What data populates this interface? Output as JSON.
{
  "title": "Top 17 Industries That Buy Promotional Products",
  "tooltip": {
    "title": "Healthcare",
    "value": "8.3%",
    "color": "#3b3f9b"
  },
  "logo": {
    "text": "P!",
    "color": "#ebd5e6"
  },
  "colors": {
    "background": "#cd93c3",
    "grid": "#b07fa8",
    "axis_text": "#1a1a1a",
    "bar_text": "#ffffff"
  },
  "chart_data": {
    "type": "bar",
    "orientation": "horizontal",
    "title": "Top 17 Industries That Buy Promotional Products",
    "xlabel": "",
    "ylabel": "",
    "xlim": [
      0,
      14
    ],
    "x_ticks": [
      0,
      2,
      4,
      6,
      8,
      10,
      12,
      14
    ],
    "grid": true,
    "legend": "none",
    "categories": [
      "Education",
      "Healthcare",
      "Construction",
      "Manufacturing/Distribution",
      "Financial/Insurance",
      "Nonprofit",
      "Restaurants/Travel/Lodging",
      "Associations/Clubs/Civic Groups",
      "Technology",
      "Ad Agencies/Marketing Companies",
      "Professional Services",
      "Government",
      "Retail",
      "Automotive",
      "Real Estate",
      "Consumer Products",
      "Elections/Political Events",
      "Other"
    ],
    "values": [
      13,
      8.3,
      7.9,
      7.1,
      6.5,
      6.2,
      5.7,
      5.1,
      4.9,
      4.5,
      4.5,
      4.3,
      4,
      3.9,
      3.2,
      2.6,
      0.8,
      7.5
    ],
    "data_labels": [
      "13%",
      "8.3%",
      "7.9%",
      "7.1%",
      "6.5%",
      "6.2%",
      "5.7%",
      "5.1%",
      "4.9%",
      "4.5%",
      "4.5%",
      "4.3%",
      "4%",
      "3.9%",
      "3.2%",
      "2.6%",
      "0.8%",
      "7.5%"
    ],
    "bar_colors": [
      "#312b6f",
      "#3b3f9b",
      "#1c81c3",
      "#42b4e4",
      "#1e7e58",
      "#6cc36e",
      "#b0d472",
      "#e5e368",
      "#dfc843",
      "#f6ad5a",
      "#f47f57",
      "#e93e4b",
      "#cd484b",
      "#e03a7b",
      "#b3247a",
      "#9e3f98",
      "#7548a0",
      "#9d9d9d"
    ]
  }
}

⁂

**TASK TO COMPLETE**
Each entry above is to be printed again exactly.

**ANSWER TO THIS PROBLEM**
What data populates this interface? Output as JSON.
{
  "title": "Top 17 Industries That Buy Promotional Products",
  "tooltip": {
    "title": "Healthcare",
    "value": "8.3%",
    "color": "#3b3f9b"
  },
  "logo": {
    "text": "P!",
    "color": "#ebd5e6"
  },
  "colors": {
    "background": "#cd93c3",
    "grid": "#b07fa8",
    "axis_text": "#1a1a1a",
    "bar_text": "#ffffff"
  },
  "chart_data": {
    "type": "bar",
    "orientation": "horizontal",
    "title": "Top 17 Industries That Buy Promotional Products",
    "xlabel": "",
    "ylabel": "",
    "xlim": [
      0,
      14
    ],
    "x_ticks": [
      0,
      2,
      4,
      6,
      8,
      10,
      12,
      14
    ],
    "grid": true,
    "legend": "none",
    "categories": [
      "Education",
      "Healthcare",
      "Construction",
      "Manufacturing/Distribution",
      "Financial/Insurance",
      "Nonprofit",
      "Restaurants/Travel/Lodging",
      "Associations/Clubs/Civic Groups",
      "Technology",
      "Ad Agencies/Marketing Companies",
      "Professional Services",
      "Government",
      "Retail",
      "Automotive",
      "Real Estate",
      "Consumer Products",
      "Elections/Political Events",
      "Other"
    ],
    "values": [
      13,
      8.3,
      7.9,
      7.1,
      6.5,
      6.2,
      5.7,
      5.1,
      4.9,
      4.5,
      4.5,
      4.3,
      4,
      3.9,
      3.2,
      2.6,
      0.8,
      7.5
    ],
    "data_labels": [
      "13%",
      "8.3%",
      "7.9%",
      "7.1%",
      "6.5%",
      "6.2%",
      "5.7%",
      "5.1%",
      "4.9%",
      "4.5%",
      "4.5%",
      "4.3%",
      "4%",
      "3.9%",
      "3.2%",
      "2.6%",
      "0.8%",
      "7.5%"
    ],
    "bar_colors": [
      "#312b6f",
      "#3b3f9b",
      "#1c81c3",
      "#42b4e4",
      "#1e7e58",
      "#6cc36e",
      "#b0d472",
      "#e5e368",
      "#dfc843",
      "#f6ad5a",
      "#f47f57",
      "#e93e4b",
      "#cd484b",
      "#e03a7b",
      "#b3247a",
      "#9e3f98",
      "#7548a0",
      "#9d9d9d"
    ]
  }
}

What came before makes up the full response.